--- start ---

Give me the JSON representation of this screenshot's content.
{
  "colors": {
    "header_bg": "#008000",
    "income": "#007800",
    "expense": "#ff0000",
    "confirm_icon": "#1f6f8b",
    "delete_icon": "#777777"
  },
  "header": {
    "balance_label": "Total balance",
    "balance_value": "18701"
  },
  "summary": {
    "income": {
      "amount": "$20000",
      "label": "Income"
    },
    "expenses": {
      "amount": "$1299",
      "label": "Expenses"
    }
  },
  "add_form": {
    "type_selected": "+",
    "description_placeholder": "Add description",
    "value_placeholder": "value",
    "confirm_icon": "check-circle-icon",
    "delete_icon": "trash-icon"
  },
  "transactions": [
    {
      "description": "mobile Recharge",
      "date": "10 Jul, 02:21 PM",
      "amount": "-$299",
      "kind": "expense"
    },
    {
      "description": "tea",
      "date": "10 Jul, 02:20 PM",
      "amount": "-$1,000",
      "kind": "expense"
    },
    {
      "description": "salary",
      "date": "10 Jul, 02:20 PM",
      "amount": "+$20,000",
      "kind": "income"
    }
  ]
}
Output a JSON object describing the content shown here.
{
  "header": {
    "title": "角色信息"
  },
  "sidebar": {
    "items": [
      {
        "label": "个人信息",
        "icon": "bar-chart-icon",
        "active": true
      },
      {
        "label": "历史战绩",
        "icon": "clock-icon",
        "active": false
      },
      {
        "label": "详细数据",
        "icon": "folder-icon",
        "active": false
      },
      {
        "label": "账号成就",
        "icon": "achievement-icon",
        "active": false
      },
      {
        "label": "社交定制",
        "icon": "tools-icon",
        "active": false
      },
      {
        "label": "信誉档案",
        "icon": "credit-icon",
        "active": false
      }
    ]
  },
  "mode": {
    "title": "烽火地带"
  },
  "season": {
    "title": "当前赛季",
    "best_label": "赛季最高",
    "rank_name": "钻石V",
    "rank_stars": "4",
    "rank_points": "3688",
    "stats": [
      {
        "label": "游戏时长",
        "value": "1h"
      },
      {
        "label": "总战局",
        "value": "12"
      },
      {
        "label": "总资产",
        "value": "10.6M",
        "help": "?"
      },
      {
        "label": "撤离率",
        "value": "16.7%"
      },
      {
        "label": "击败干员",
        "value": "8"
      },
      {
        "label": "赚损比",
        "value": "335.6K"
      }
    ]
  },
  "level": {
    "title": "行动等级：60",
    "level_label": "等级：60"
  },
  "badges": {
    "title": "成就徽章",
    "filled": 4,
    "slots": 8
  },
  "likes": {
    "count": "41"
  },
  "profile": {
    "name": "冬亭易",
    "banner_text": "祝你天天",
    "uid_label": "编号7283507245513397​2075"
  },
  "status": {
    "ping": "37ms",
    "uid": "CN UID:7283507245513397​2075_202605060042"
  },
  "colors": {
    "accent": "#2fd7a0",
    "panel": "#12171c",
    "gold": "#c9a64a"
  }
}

--- end ---

Copy the material above back out, exactly as written.

Solution for this problem:
Give me the JSON representation of this screenshot's content.
{
  "colors": {
    "header_bg": "#008000",
    "income": "#007800",
    "expense": "#ff0000",
    "confirm_icon": "#1f6f8b",
    "delete_icon": "#777777"
  },
  "header": {
    "balance_label": "Total balance",
    "balance_value": "18701"
  },
  "summary": {
    "income": {
      "amount": "$20000",
      "label": "Income"
    },
    "expenses": {
      "amount": "$1299",
      "label": "Expenses"
    }
  },
  "add_form": {
    "type_selected": "+",
    "description_placeholder": "Add description",
    "value_placeholder": "value",
    "confirm_icon": "check-circle-icon",
    "delete_icon": "trash-icon"
  },
  "transactions": [
    {
      "description": "mobile Recharge",
      "date": "10 Jul, 02:21 PM",
      "amount": "-$299",
      "kind": "expense"
    },
    {
      "description": "tea",
      "date": "10 Jul, 02:20 PM",
      "amount": "-$1,000",
      "kind": "expense"
    },
    {
      "description": "salary",
      "date": "10 Jul, 02:20 PM",
      "amount": "+$20,000",
      "kind": "income"
    }
  ]
}
Output a JSON object describing the content shown here.
{
  "header": {
    "title": "角色信息"
  },
  "sidebar": {
    "items": [
      {
        "label": "个人信息",
        "icon": "bar-chart-icon",
        "active": true
      },
      {
        "label": "历史战绩",
        "icon": "clock-icon",
        "active": false
      },
      {
        "label": "详细数据",
        "icon": "folder-icon",
        "active": false
      },
      {
        "label": "账号成就",
        "icon": "achievement-icon",
        "active": false
      },
      {
        "label": "社交定制",
        "icon": "tools-icon",
        "active": false
      },
      {
        "label": "信誉档案",
        "icon": "credit-icon",
        "active": false
      }
    ]
  },
  "mode": {
    "title": "烽火地带"
  },
  "season": {
    "title": "当前赛季",
    "best_label": "赛季最高",
    "rank_name": "钻石V",
    "rank_stars": "4",
    "rank_points": "3688",
    "stats": [
      {
        "label": "游戏时长",
        "value": "1h"
      },
      {
        "label": "总战局",
        "value": "12"
      },
      {
        "label": "总资产",
        "value": "10.6M",
        "help": "?"
      },
      {
        "label": "撤离率",
        "value": "16.7%"
      },
      {
        "label": "击败干员",
        "value": "8"
      },
      {
        "label": "赚损比",
        "value": "335.6K"
      }
    ]
  },
  "level": {
    "title": "行动等级：60",
    "level_label": "等级：60"
  },
  "badges": {
    "title": "成就徽章",
    "filled": 4,
    "slots": 8
  },
  "likes": {
    "count": "41"
  },
  "profile": {
    "name": "冬亭易",
    "banner_text": "祝你天天",
    "uid_label": "编号7283507245513397​2075"
  },
  "status": {
    "ping": "37ms",
    "uid": "CN UID:7283507245513397​2075_202605060042"
  },
  "colors": {
    "accent": "#2fd7a0",
    "panel": "#12171c",
    "gold": "#c9a64a"
  }
}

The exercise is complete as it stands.